Collected data
--------------------------------
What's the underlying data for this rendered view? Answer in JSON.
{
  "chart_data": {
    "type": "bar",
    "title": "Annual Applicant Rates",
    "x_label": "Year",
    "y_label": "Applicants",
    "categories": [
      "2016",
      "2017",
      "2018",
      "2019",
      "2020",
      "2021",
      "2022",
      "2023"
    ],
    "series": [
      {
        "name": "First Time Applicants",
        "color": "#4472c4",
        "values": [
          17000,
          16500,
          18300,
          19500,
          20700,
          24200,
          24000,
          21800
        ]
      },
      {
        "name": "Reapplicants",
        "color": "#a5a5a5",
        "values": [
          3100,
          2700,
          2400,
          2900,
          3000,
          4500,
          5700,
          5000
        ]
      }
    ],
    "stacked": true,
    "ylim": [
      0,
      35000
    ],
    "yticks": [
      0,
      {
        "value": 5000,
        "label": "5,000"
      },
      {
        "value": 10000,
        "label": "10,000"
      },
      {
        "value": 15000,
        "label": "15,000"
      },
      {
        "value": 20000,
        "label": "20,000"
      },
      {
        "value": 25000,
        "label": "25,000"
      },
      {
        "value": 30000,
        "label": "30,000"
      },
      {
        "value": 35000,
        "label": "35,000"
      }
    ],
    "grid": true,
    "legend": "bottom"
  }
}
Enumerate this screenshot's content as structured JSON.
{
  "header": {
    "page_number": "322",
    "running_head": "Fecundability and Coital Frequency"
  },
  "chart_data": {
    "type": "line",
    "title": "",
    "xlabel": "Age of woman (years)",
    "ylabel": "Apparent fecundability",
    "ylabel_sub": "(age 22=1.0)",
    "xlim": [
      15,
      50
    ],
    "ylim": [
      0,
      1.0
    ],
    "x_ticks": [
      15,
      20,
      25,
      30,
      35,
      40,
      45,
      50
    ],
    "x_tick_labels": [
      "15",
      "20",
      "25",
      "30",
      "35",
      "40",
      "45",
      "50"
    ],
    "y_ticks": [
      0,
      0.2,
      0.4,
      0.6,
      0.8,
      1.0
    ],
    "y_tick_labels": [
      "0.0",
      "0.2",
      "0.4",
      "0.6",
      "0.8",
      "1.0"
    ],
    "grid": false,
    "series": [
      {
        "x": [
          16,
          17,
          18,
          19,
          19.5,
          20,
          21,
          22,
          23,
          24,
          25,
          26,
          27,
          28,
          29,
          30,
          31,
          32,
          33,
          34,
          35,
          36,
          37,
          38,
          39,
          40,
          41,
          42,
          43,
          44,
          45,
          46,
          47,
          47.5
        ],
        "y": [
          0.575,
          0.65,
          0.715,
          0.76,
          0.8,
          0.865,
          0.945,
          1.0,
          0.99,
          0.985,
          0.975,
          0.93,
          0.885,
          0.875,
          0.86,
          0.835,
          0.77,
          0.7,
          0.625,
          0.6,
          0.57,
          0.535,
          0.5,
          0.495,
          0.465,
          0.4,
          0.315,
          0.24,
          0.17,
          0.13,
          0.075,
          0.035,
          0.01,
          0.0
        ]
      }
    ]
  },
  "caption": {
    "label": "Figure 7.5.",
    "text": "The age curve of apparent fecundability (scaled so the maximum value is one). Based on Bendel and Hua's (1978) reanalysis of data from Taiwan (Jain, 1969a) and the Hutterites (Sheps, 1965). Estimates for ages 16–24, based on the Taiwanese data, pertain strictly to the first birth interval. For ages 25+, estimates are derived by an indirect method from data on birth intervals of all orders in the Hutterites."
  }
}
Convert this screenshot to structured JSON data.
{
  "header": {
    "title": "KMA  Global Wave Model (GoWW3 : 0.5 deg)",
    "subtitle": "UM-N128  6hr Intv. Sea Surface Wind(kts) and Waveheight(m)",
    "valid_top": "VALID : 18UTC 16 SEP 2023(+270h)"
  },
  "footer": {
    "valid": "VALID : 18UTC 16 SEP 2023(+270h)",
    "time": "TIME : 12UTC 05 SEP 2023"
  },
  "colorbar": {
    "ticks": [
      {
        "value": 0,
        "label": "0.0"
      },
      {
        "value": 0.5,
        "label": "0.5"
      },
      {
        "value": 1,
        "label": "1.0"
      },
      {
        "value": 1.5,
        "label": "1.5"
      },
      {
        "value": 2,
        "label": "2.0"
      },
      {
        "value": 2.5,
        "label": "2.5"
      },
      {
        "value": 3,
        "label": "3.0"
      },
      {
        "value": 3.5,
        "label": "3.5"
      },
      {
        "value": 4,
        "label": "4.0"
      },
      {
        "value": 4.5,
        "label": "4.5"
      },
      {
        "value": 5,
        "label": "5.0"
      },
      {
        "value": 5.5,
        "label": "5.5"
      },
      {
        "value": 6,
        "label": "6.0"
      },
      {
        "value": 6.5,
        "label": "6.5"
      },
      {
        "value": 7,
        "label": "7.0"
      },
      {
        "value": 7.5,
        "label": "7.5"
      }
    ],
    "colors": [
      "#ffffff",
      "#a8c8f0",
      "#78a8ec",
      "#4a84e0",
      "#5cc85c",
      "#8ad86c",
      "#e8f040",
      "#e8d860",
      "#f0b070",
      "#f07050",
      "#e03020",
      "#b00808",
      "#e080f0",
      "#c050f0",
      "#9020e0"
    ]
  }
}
--------------------------------
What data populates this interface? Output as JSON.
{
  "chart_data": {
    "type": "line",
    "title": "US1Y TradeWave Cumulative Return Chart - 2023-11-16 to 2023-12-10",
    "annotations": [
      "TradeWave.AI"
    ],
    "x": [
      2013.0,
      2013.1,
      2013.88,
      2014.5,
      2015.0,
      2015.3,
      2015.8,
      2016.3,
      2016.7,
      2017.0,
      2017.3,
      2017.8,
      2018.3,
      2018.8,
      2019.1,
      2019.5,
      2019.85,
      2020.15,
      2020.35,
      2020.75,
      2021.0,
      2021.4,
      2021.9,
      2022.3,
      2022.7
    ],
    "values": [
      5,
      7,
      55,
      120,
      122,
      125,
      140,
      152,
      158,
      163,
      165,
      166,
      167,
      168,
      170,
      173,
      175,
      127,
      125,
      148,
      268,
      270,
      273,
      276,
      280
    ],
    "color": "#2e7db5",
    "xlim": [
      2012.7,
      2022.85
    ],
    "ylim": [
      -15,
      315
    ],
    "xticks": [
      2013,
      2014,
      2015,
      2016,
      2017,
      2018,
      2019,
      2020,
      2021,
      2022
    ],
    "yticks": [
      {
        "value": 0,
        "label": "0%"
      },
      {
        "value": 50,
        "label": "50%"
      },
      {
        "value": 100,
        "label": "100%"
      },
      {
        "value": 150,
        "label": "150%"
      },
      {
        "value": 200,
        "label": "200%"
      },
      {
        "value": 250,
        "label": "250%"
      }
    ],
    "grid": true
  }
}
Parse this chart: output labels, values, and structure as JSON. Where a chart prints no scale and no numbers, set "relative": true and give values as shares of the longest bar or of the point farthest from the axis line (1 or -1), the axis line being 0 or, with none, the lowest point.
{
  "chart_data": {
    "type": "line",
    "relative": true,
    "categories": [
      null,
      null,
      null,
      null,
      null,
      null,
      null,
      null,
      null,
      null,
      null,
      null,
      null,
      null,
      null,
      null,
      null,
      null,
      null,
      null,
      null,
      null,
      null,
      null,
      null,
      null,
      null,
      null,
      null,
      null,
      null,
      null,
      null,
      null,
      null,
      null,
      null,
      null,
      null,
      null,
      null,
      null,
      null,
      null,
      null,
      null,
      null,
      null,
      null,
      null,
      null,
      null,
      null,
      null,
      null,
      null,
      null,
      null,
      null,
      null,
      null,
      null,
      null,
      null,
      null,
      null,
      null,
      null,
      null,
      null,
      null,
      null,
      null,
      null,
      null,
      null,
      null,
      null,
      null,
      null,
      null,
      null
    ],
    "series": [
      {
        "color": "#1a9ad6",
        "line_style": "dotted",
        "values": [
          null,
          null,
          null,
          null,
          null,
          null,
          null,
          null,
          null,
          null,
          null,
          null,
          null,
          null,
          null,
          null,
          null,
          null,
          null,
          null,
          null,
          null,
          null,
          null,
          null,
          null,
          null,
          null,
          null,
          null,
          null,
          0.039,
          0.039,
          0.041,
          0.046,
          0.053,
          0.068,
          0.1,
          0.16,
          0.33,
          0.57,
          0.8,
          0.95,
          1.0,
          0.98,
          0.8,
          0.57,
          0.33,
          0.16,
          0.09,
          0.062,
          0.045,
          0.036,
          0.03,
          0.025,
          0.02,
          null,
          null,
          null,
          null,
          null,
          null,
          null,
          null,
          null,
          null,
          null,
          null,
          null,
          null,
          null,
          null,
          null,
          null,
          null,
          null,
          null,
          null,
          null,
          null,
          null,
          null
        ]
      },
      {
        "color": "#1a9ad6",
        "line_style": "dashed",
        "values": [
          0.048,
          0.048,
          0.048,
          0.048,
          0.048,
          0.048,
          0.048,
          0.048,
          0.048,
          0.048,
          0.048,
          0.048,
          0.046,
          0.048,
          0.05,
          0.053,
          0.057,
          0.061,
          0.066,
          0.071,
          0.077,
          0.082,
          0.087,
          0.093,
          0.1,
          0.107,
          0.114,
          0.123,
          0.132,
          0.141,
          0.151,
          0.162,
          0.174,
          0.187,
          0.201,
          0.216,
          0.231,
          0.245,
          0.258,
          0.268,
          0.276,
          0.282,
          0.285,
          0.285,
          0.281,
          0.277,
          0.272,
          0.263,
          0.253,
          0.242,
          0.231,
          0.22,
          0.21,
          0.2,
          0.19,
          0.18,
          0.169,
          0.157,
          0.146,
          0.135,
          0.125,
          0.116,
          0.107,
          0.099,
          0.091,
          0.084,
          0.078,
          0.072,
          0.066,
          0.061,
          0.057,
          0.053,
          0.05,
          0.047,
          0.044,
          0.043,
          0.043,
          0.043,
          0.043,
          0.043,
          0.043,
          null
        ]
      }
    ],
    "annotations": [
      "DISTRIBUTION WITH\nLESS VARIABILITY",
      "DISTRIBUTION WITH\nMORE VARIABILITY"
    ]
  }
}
--------------------------------
**Goal of the exercise**
Among the records above, find each line holding the string "VARIABILITY" and pull it out.

**Reply to the exercise**
      "DISTRIBUTION WITH\nLESS VARIABILITY",
      "DISTRIBUTION WITH\nMORE VARIABILITY"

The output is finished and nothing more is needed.